# Start of RECORD EXTRACTS
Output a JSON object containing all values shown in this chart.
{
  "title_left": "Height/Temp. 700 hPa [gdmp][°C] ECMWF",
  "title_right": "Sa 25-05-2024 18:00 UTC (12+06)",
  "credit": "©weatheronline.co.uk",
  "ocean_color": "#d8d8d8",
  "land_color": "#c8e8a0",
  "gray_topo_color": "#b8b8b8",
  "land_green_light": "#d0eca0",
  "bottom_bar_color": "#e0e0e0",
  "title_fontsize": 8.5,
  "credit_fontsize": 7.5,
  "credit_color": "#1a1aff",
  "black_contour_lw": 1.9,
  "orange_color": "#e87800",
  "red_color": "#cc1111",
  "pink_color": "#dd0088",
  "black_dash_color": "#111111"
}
# End of RECORD EXTRACTS
[EXERCISE DIRECTIONS]
Reproduce the data in its entirety, matching each character.

[RESPONSE BELOW]
Output a JSON object containing all values shown in this chart.
{
  "title_left": "Height/Temp. 700 hPa [gdmp][°C] ECMWF",
  "title_right": "Sa 25-05-2024 18:00 UTC (12+06)",
  "credit": "©weatheronline.co.uk",
  "ocean_color": "#d8d8d8",
  "land_color": "#c8e8a0",
  "gray_topo_color": "#b8b8b8",
  "land_green_light": "#d0eca0",
  "bottom_bar_color": "#e0e0e0",
  "title_fontsize": 8.5,
  "credit_fontsize": 7.5,
  "credit_color": "#1a1aff",
  "black_contour_lw": 1.9,
  "orange_color": "#e87800",
  "red_color": "#cc1111",
  "pink_color": "#dd0088",
  "black_dash_color": "#111111"
}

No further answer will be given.